▶ _Exercise task_:
Extract from the listing each line in which the word "JSON" appears.
BEGIN Dataset records
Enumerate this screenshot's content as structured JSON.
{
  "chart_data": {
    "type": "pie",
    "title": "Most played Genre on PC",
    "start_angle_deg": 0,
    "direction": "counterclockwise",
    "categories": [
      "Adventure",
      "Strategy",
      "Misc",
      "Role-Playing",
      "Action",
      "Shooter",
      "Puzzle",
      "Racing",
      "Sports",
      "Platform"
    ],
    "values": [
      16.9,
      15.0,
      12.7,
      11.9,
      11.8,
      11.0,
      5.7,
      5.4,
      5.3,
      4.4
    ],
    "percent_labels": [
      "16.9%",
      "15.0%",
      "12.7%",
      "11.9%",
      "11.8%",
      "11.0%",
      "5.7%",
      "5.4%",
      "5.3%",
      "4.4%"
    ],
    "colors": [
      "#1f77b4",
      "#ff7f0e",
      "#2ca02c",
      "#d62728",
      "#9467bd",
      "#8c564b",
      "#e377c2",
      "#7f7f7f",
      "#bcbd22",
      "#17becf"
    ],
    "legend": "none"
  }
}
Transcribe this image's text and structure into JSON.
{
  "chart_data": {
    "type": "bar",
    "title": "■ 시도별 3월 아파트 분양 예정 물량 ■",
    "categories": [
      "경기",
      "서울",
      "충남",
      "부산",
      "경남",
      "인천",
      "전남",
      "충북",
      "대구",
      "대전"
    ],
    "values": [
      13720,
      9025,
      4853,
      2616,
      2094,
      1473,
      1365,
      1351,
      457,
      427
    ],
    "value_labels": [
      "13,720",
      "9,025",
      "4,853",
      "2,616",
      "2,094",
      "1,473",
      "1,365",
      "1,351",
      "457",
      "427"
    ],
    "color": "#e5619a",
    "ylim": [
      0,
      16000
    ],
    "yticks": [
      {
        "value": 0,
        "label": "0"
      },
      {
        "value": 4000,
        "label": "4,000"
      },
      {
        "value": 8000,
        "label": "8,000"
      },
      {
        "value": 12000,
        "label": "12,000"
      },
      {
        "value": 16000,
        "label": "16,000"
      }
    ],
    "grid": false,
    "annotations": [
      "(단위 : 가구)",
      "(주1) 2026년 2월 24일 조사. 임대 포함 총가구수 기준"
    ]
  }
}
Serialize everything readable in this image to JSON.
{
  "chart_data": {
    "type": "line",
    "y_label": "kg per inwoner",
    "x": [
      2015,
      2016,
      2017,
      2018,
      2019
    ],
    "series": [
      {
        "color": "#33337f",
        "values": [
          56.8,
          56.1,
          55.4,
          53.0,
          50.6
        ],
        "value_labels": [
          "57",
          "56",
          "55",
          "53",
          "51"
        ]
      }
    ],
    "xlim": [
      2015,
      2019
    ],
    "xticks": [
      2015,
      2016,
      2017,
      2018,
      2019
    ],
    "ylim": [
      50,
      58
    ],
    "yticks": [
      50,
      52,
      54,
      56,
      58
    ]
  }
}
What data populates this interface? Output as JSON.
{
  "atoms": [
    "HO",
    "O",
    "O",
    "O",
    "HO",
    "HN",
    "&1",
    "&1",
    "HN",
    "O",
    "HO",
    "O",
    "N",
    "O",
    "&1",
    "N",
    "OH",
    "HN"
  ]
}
END Dataset records
▶ _Expected output_:
Enumerate this screenshot's content as structured JSON.
Transcribe this image's text and structure into JSON.
Serialize everything readable in this image to JSON.
What data populates this interface? Output as JSON.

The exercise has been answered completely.